Task to carry out — Keep only the lines of the data below that contain "What", and copy them.

Record excerpts —
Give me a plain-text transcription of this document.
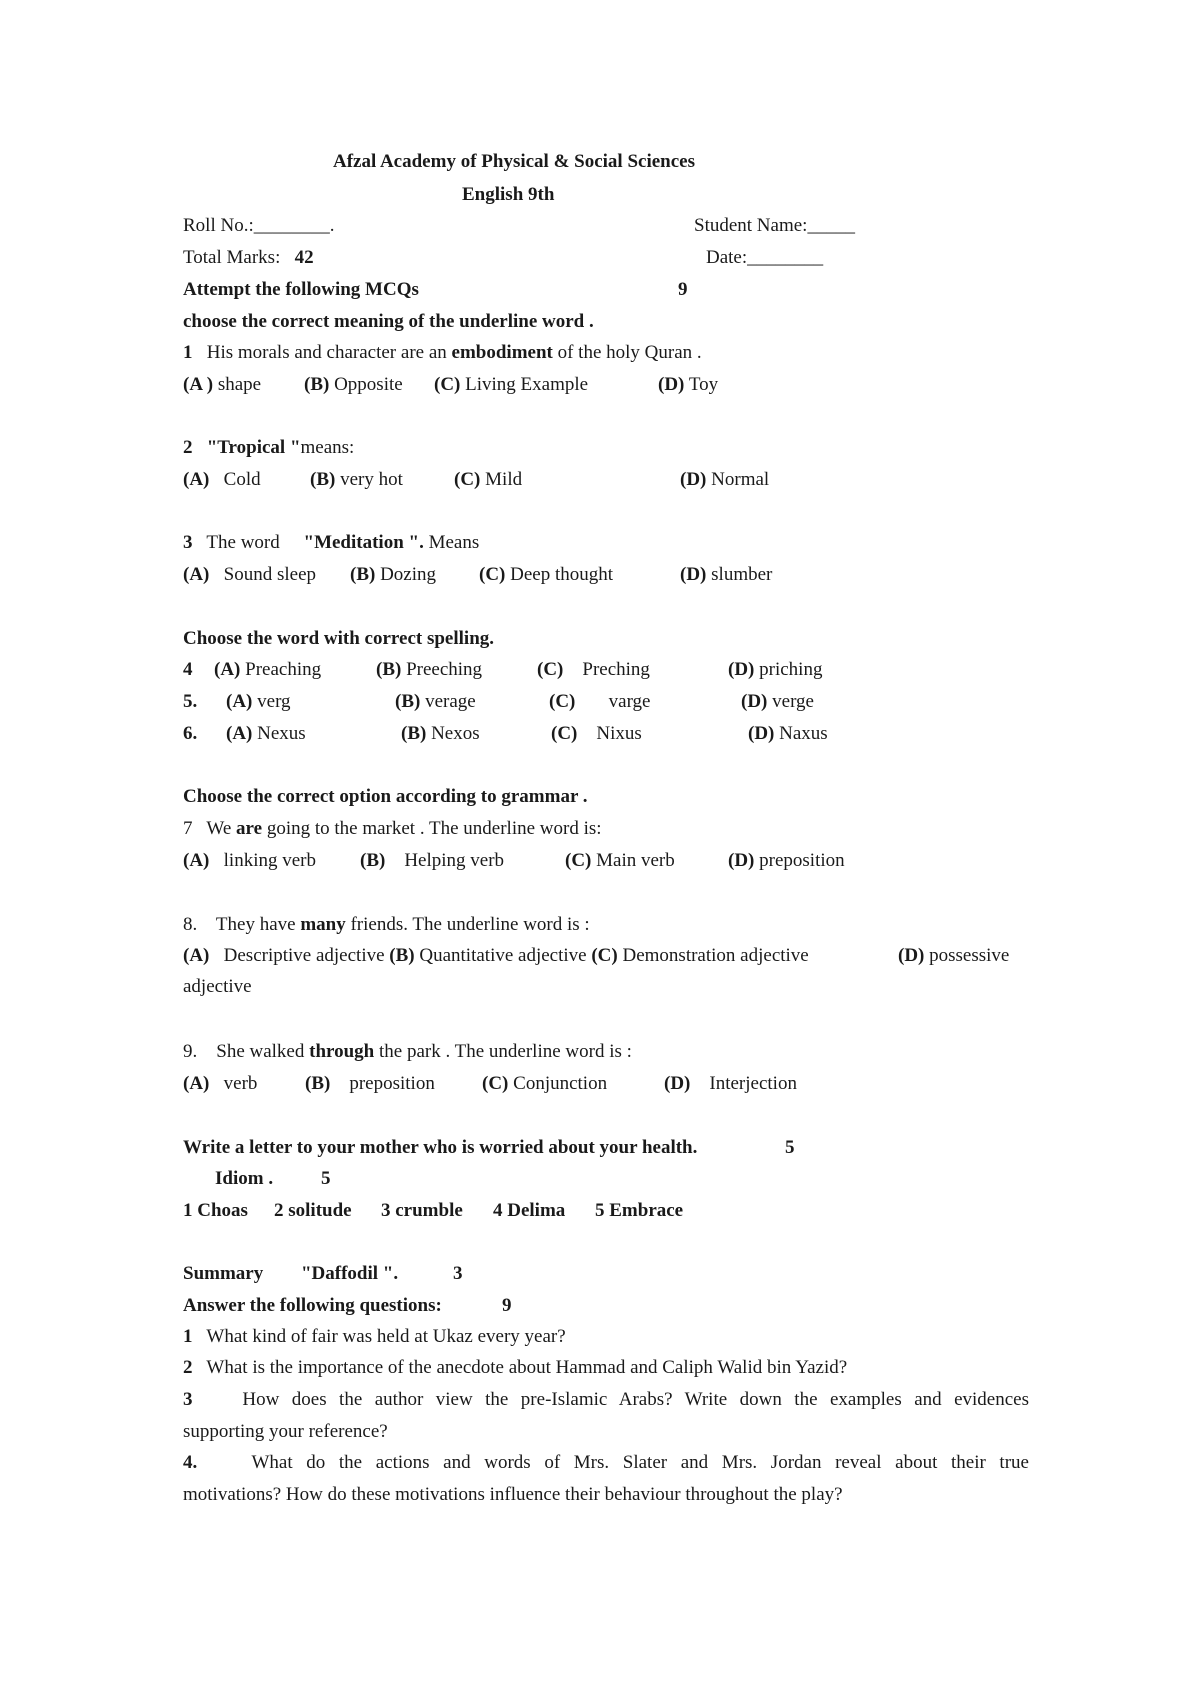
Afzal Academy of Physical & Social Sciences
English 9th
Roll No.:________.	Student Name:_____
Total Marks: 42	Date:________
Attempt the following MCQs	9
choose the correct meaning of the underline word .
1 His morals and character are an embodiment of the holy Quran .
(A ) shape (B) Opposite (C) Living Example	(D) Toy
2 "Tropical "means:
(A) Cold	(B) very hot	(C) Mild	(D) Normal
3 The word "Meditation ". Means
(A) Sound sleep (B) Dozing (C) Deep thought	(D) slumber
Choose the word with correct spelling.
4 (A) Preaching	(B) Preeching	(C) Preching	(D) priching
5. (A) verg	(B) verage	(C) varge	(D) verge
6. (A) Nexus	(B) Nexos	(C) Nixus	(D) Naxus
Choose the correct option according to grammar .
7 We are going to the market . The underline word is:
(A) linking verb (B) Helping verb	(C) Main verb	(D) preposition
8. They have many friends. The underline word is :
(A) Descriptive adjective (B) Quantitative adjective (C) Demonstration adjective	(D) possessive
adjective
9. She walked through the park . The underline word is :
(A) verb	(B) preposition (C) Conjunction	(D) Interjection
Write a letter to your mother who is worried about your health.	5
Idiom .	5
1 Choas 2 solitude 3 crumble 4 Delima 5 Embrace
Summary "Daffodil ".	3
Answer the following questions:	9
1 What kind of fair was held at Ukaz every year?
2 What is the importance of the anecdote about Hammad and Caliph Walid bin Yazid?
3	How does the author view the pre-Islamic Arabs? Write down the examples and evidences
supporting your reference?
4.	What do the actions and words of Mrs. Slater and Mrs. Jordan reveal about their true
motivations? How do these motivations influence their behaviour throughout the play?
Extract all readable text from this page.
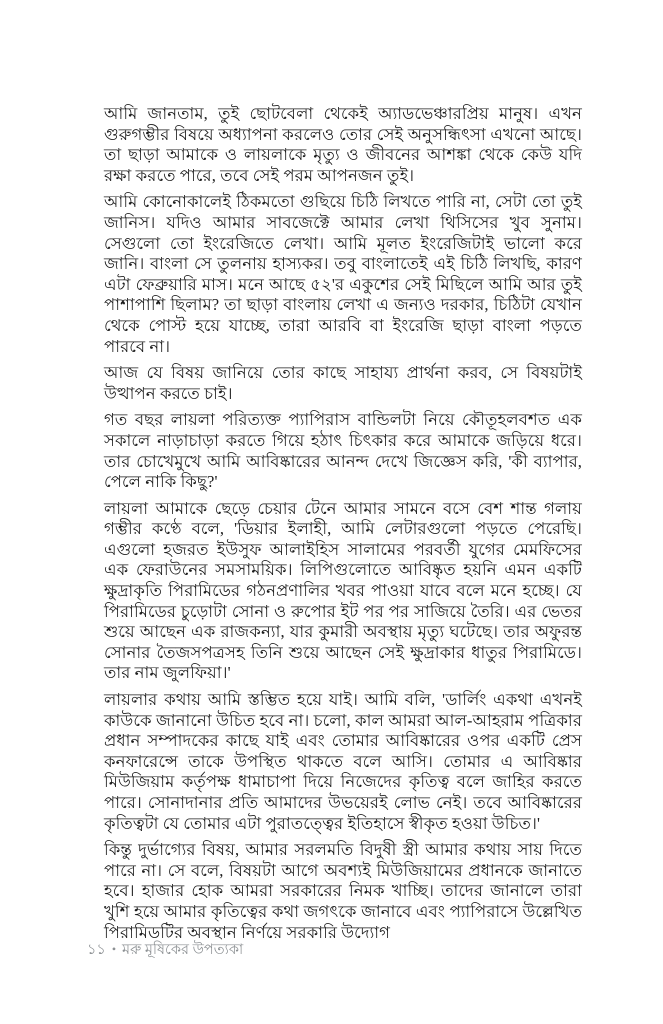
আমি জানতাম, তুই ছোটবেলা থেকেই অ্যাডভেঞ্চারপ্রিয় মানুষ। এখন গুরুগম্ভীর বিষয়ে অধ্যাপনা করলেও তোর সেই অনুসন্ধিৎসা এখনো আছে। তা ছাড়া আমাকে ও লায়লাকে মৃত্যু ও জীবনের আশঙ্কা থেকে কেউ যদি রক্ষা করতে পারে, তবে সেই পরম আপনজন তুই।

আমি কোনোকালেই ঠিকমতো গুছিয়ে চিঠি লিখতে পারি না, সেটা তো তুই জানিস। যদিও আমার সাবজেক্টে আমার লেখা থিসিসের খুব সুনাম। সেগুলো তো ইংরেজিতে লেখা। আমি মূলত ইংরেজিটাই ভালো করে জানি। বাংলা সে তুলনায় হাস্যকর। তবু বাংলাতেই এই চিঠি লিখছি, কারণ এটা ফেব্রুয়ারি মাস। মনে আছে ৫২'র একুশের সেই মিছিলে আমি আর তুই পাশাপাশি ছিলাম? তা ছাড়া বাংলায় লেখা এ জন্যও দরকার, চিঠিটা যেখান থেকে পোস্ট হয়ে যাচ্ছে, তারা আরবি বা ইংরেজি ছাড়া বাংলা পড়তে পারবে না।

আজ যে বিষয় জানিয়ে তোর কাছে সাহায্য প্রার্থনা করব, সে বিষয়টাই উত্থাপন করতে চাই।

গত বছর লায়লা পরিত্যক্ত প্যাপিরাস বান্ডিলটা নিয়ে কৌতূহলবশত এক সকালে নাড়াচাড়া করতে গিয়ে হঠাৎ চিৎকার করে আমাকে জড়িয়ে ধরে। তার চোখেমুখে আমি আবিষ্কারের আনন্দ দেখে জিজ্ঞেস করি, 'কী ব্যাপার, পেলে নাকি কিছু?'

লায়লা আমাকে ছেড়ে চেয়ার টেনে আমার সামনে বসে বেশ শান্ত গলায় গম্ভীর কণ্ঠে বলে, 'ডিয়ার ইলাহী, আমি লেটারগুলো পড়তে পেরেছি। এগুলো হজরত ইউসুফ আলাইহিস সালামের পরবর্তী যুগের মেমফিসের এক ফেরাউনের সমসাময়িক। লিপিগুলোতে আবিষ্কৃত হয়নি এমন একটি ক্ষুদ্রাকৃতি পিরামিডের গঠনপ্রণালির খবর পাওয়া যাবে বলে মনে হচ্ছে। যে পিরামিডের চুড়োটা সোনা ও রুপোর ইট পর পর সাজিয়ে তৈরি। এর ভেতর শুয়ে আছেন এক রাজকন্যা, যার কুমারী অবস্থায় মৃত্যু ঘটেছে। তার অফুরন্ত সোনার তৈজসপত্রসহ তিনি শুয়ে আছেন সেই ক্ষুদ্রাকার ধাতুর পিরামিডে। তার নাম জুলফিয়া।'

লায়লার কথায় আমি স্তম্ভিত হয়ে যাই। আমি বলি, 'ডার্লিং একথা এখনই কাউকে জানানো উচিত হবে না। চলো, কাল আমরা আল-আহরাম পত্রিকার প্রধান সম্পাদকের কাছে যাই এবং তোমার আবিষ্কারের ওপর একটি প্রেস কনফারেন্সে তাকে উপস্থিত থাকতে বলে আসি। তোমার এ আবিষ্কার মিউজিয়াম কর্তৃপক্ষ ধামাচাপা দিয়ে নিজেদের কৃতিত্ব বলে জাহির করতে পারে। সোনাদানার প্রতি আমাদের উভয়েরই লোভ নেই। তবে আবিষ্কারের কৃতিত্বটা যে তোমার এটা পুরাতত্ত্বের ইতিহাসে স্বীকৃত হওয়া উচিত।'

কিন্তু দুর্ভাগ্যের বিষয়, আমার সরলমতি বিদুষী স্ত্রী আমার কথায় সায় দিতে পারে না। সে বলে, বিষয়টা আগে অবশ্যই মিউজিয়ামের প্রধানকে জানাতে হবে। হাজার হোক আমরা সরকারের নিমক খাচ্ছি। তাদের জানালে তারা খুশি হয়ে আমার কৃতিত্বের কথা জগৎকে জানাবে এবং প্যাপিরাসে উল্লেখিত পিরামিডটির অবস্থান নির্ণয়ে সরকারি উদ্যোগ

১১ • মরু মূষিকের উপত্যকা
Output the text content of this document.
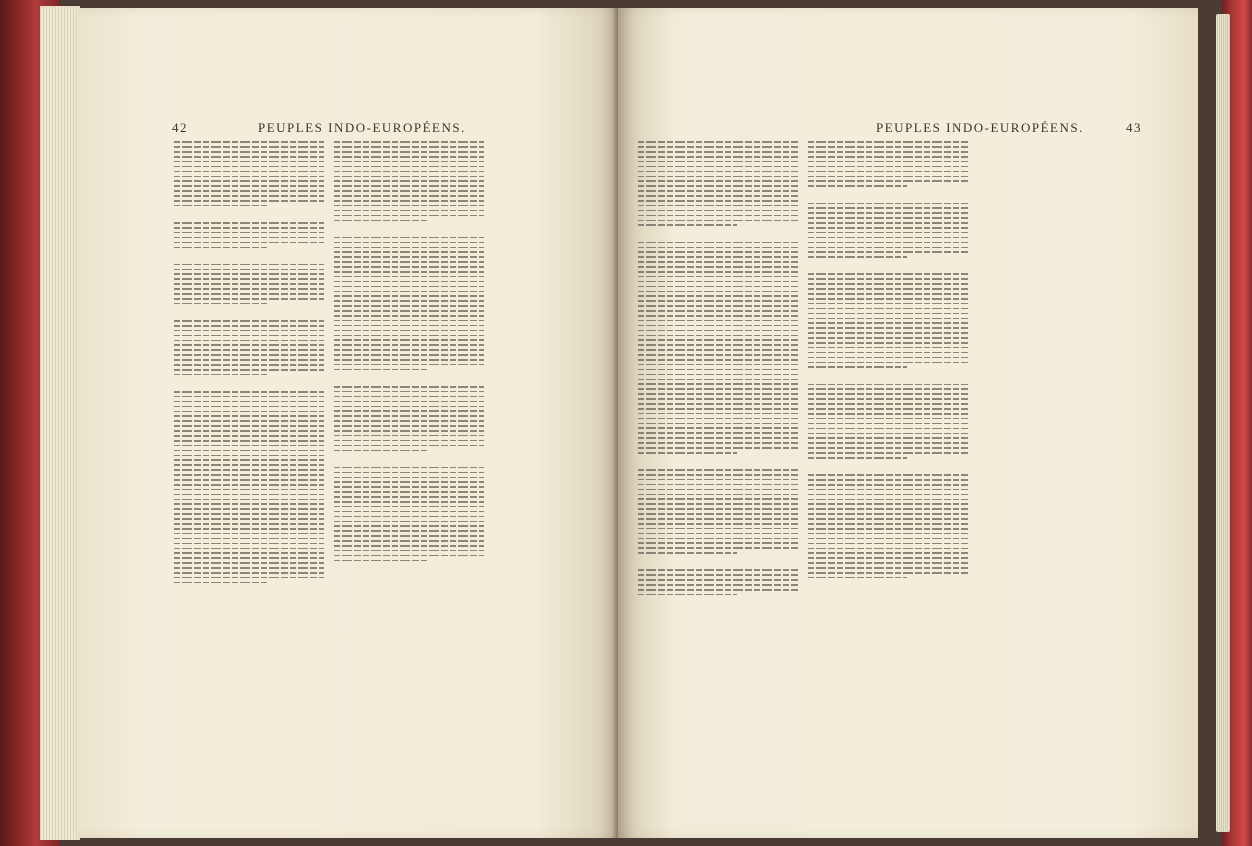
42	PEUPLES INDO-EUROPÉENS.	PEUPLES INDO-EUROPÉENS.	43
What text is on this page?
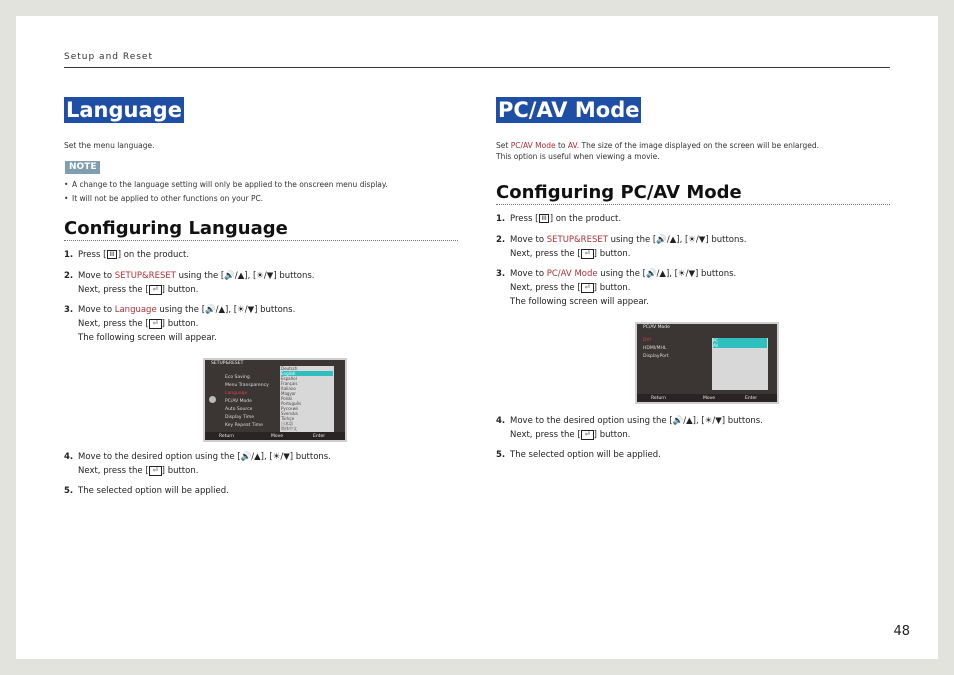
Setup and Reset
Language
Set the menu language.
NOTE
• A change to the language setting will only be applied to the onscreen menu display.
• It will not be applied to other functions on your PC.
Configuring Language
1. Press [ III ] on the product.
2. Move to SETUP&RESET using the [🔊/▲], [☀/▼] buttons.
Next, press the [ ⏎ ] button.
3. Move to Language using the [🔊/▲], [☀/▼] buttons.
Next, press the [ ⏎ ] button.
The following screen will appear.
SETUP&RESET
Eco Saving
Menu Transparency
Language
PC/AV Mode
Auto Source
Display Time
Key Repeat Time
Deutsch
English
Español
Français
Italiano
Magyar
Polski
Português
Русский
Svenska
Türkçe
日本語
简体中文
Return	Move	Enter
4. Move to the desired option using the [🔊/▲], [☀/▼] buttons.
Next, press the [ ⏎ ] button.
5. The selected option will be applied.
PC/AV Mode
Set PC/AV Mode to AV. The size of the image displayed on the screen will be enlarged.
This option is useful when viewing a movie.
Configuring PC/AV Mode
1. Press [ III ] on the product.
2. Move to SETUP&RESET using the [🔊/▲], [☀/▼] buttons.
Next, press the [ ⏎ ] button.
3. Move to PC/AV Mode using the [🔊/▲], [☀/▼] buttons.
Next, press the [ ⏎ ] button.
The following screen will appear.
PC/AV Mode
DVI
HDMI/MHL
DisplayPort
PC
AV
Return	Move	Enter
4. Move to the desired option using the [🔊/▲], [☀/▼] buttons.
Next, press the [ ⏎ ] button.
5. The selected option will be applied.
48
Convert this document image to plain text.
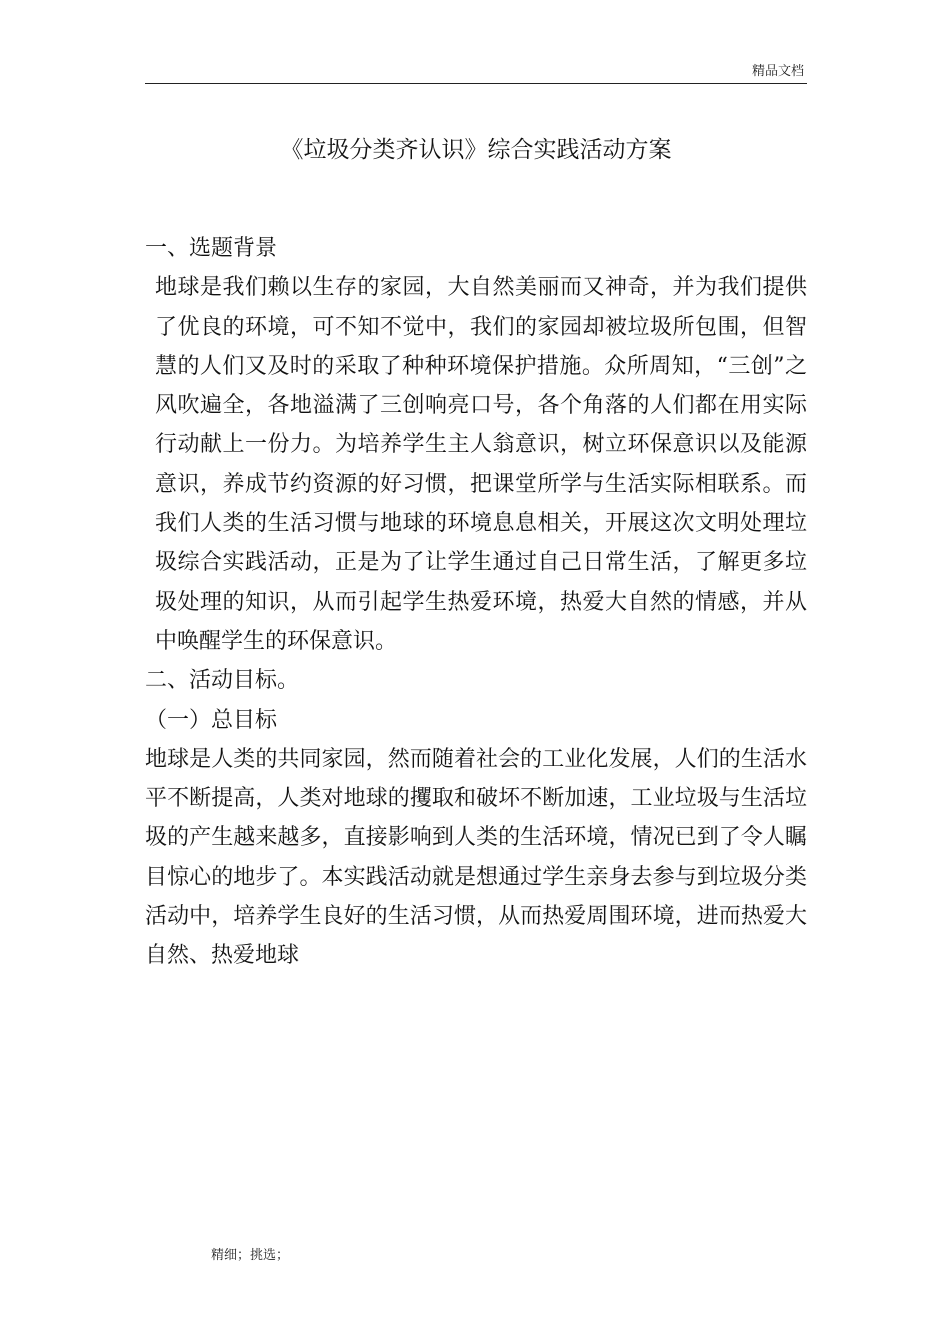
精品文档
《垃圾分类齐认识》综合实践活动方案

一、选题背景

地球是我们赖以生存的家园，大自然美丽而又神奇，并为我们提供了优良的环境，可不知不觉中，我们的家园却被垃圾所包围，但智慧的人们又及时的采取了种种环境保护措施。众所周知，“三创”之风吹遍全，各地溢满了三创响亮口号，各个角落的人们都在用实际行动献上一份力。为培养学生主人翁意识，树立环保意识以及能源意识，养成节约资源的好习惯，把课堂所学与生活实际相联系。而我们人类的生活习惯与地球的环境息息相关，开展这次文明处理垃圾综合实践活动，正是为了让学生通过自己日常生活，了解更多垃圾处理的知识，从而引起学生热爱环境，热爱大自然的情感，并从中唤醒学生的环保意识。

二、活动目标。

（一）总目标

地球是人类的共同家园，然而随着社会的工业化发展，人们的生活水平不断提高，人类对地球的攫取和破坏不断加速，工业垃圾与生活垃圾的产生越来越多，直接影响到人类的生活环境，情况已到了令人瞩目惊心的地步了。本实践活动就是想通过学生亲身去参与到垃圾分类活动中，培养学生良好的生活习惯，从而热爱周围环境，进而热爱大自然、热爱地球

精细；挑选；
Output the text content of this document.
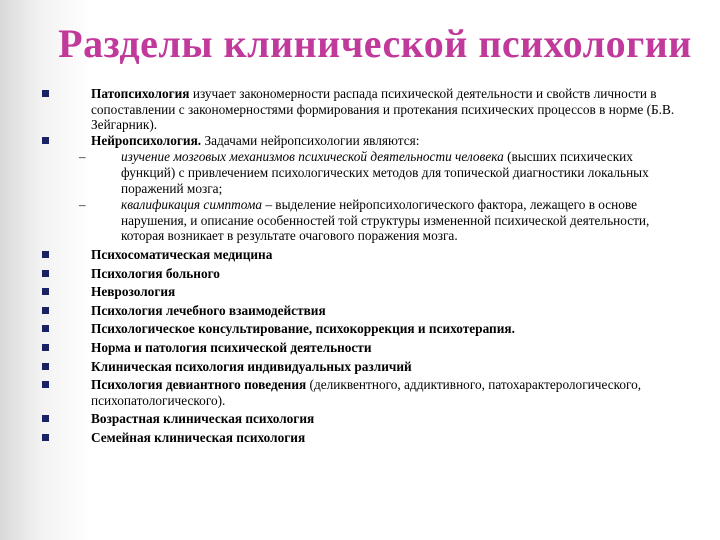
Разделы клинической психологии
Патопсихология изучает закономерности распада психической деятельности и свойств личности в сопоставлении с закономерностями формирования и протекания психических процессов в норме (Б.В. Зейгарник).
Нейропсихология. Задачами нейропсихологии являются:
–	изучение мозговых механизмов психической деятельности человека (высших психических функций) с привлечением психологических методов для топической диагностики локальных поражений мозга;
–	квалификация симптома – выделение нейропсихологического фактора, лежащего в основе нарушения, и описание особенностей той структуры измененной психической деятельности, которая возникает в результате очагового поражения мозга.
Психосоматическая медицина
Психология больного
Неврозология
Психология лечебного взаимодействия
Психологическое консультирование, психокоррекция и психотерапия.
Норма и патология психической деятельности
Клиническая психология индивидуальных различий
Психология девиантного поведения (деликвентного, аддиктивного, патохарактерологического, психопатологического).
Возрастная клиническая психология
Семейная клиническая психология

Exercise result —
1 What kind of fair was held at Ukaz every year?
2 What is the importance of the anecdote about Hammad and Caliph Walid bin Yazid?
4.	What do the actions and words of Mrs. Slater and Mrs. Jordan reveal about their true
What text is on this page?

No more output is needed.